> [PROVIDED RECORDS]:
· · ·

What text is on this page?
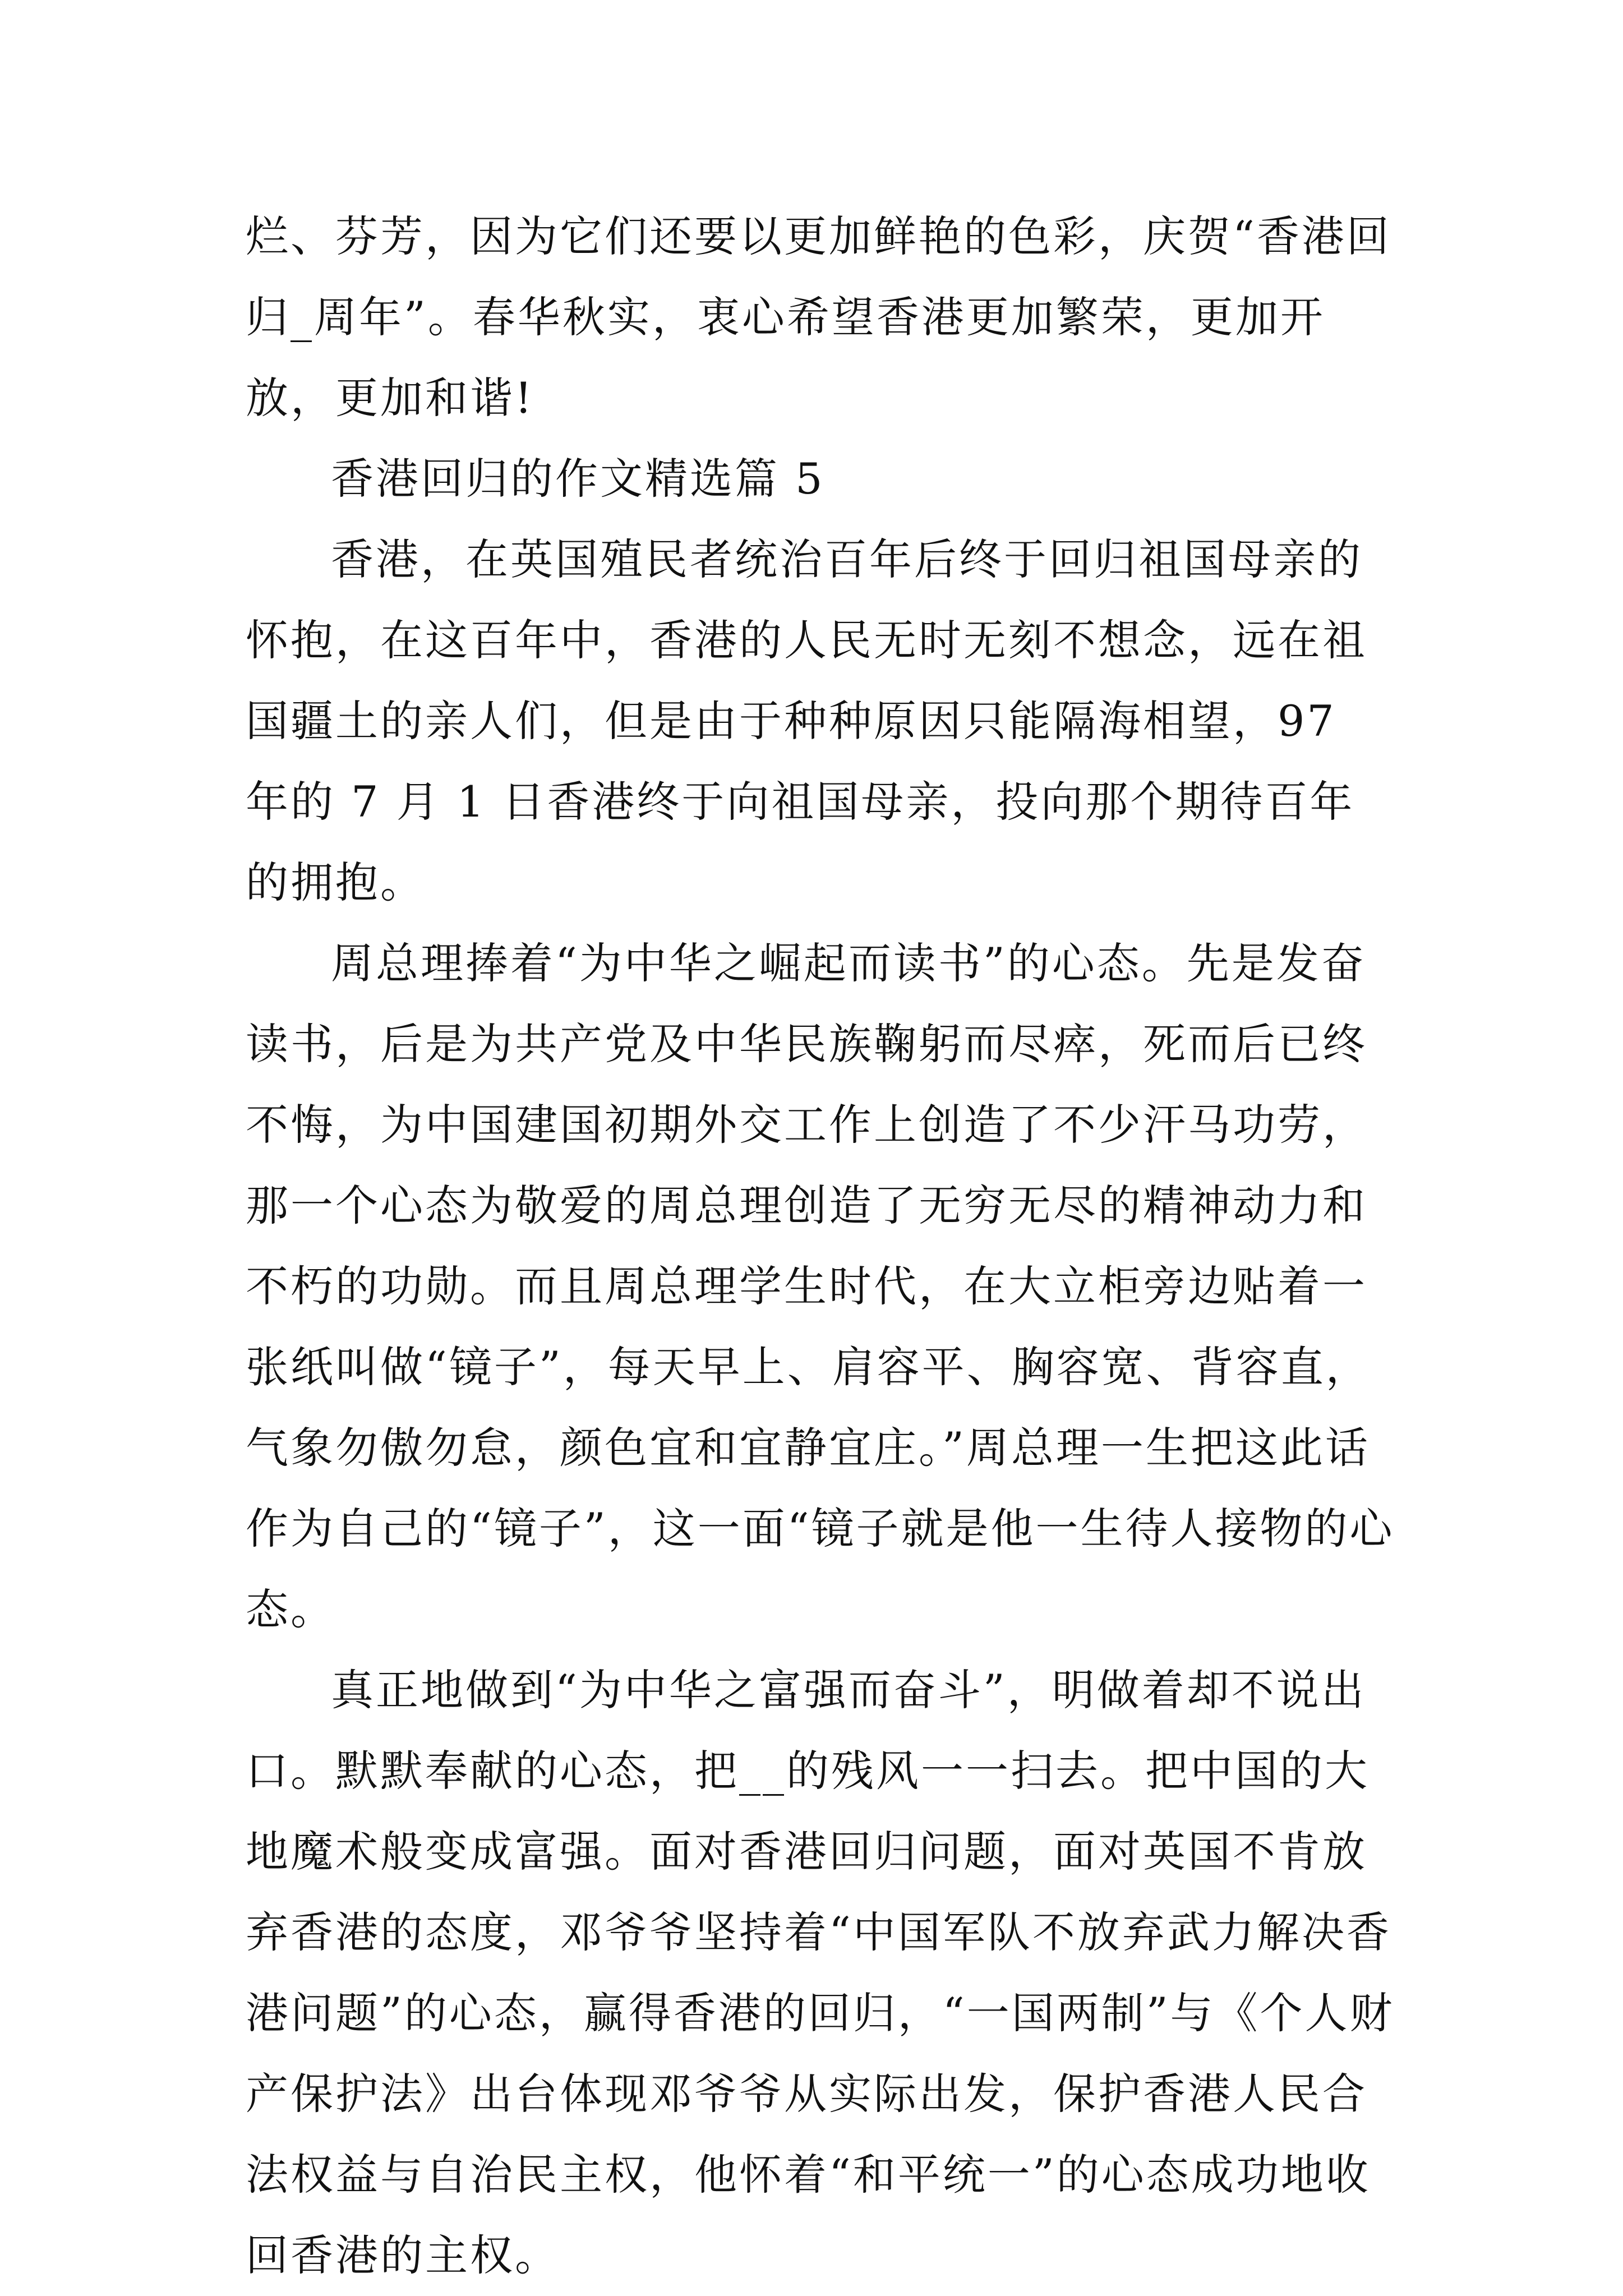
烂、芬芳，因为它们还要以更加鲜艳的色彩，庆贺“香港回归_周年”。春华秋实，衷心希望香港更加繁荣，更加开放，更加和谐!

香港回归的作文精选篇 5

香港，在英国殖民者统治百年后终于回归祖国母亲的怀抱，在这百年中，香港的人民无时无刻不想念，远在祖国疆土的亲人们，但是由于种种原因只能隔海相望，97 年的 7 月 1 日香港终于向祖国母亲，投向那个期待百年的拥抱。

周总理捧着“为中华之崛起而读书”的心态。先是发奋读书，后是为共产党及中华民族鞠躬而尽瘁，死而后已终不悔，为中国建国初期外交工作上创造了不少汗马功劳，那一个心态为敬爱的周总理创造了无穷无尽的精神动力和不朽的功勋。而且周总理学生时代，在大立柜旁边贴着一张纸叫做“镜子”，每天早上、肩容平、胸容宽、背容直，气象勿傲勿怠，颜色宜和宜静宜庄。”周总理一生把这此话作为自己的“镜子”，这一面“镜子就是他一生待人接物的心态。

真正地做到“为中华之富强而奋斗”，明做着却不说出口。默默奉献的心态，把__的残风一一扫去。把中国的大地魔术般变成富强。面对香港回归问题，面对英国不肯放弃香港的态度，邓爷爷坚持着“中国军队不放弃武力解决香港问题”的心态，赢得香港的回归，“一国两制”与《个人财产保护法》出台体现邓爷爷从实际出发，保护香港人民合法权益与自治民主权，他怀着“和平统一”的心态成功地收回香港的主权。
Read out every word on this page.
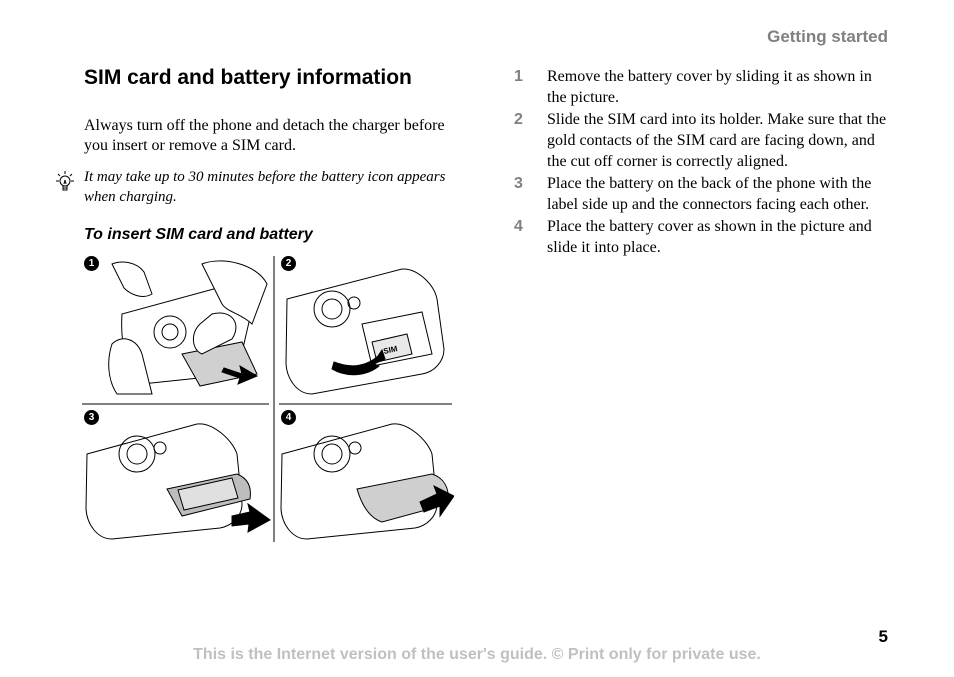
Getting started
SIM card and battery information
Always turn off the phone and detach the charger before you insert or remove a SIM card.
It may take up to 30 minutes before the battery icon appears when charging.
To insert SIM card and battery
SIM
1	2
3	4
1	Remove the battery cover by sliding it as shown in the picture.
2	Slide the SIM card into its holder. Make sure that the gold contacts of the SIM card are facing down, and the cut off corner is correctly aligned.
3	Place the battery on the back of the phone with the label side up and the connectors facing each other.
4	Place the battery cover as shown in the picture and slide it into place.
5
This is the Internet version of the user's guide. © Print only for private use.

· · ·

> [WRITTEN TASK]: Collect the lines that hold "page".

> [OUTPUT OF THE TASK]:
What text is on this page?
Read out every word on this page.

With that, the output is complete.